Brief:
Can you reproduce only the records from their beginning through the line containing "gmail-icon (22, 12, 64, 52)", inclusive, with "Temperature" replaced by "Weather" and nothing else altered?

start

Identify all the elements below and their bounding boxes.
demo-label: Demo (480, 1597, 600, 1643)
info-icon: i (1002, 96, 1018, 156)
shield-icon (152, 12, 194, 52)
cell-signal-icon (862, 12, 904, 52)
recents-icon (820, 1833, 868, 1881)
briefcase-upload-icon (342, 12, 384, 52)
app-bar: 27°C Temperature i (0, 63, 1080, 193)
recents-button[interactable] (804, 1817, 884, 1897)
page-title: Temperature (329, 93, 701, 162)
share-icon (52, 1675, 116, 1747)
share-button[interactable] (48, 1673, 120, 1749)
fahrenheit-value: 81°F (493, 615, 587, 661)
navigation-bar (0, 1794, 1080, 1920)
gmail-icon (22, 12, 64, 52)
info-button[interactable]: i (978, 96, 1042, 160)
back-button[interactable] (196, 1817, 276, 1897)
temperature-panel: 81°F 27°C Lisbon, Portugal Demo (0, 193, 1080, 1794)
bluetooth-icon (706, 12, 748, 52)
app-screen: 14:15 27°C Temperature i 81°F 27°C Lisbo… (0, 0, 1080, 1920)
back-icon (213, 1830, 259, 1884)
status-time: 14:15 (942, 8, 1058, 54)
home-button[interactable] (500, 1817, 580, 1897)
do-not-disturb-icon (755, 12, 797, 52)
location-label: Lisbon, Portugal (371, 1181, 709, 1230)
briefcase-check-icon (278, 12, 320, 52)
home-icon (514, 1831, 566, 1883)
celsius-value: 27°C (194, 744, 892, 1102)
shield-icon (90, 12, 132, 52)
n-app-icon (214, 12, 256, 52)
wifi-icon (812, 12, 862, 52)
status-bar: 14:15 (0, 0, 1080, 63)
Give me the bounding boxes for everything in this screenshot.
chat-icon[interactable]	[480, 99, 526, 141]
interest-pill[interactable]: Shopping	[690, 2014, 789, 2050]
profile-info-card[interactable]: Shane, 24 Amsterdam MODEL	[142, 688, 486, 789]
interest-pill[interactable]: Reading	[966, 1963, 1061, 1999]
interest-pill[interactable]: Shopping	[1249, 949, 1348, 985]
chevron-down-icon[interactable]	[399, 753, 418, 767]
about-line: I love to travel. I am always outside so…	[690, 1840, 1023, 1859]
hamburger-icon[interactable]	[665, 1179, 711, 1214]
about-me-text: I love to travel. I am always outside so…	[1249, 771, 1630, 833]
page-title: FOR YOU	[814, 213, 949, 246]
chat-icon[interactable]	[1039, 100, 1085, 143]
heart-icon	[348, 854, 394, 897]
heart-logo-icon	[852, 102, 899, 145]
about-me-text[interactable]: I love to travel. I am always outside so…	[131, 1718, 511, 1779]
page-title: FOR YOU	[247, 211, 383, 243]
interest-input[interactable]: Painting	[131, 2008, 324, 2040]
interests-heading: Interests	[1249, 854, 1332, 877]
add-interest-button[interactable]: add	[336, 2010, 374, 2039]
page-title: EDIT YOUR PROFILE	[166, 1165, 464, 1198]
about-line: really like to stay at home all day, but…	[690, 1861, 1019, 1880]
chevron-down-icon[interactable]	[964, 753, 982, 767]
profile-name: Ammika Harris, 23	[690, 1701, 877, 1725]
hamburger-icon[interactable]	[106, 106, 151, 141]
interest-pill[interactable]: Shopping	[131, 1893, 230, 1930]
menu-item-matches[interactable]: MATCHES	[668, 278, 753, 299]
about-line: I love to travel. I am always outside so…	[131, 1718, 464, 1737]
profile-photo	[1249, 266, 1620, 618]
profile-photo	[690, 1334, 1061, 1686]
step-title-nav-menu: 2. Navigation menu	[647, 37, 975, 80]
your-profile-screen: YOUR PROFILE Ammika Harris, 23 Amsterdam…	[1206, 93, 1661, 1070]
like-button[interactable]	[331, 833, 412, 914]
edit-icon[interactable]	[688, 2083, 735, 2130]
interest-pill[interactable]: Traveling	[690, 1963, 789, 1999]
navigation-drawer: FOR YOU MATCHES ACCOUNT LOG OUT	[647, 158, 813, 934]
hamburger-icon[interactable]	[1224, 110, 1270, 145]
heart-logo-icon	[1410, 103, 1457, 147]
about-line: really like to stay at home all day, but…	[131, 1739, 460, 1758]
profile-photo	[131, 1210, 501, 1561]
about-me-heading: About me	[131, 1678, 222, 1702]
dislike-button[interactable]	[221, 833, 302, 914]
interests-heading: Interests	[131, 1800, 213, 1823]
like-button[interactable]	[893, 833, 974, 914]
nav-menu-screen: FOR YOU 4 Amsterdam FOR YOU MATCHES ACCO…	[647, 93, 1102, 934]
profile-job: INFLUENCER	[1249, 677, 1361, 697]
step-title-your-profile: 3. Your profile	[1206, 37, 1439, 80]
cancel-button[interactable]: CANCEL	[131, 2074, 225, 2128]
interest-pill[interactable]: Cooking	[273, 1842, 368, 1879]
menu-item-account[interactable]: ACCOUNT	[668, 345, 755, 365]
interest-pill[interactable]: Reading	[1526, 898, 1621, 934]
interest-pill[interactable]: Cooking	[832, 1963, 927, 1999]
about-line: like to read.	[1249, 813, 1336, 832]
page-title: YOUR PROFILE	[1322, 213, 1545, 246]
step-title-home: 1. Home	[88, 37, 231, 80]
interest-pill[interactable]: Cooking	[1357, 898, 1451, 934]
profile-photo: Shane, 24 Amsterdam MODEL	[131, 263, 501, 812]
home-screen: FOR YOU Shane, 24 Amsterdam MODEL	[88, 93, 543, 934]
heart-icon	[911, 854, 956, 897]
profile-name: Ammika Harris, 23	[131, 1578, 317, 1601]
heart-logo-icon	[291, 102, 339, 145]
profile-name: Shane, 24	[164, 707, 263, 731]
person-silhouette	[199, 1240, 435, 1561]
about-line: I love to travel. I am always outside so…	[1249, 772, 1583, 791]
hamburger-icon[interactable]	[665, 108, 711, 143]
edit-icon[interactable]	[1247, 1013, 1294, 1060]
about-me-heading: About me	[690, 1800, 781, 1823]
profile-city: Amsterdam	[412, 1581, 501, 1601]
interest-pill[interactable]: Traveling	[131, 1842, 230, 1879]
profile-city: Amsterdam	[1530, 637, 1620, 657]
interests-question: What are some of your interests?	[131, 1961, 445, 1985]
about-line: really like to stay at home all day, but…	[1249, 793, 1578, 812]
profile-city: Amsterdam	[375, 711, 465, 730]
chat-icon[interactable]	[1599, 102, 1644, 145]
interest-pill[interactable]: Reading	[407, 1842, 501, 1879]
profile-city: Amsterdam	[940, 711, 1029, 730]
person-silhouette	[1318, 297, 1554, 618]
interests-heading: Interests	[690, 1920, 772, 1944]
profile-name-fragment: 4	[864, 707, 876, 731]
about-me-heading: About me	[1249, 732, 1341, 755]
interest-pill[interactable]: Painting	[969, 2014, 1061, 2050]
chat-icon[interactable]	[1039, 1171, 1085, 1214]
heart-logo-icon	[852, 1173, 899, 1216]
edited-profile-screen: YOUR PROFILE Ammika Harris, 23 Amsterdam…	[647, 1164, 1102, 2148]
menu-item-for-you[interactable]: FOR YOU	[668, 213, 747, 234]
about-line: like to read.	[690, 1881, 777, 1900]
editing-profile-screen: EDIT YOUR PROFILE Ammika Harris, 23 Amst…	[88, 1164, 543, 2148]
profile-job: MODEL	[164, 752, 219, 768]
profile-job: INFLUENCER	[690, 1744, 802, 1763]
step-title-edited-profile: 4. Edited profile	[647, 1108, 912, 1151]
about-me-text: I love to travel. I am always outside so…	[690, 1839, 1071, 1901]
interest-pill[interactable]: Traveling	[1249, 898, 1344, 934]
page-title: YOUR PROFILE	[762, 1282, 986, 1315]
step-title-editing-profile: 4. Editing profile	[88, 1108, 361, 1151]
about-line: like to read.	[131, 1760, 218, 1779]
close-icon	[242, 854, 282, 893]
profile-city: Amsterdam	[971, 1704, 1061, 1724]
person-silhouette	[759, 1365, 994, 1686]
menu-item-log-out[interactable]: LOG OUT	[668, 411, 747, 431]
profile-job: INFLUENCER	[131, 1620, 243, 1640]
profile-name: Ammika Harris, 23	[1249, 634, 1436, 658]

end

Solution to this problem:
Identify all the elements below and their bounding boxes.
demo-label: Demo (480, 1597, 600, 1643)
info-icon: i (1002, 96, 1018, 156)
shield-icon (152, 12, 194, 52)
cell-signal-icon (862, 12, 904, 52)
recents-icon (820, 1833, 868, 1881)
briefcase-upload-icon (342, 12, 384, 52)
app-bar: 27°C Weather i (0, 63, 1080, 193)
recents-button[interactable] (804, 1817, 884, 1897)
page-title: Weather (329, 93, 701, 162)
share-icon (52, 1675, 116, 1747)
share-button[interactable] (48, 1673, 120, 1749)
fahrenheit-value: 81°F (493, 615, 587, 661)
navigation-bar (0, 1794, 1080, 1920)
gmail-icon (22, 12, 64, 52)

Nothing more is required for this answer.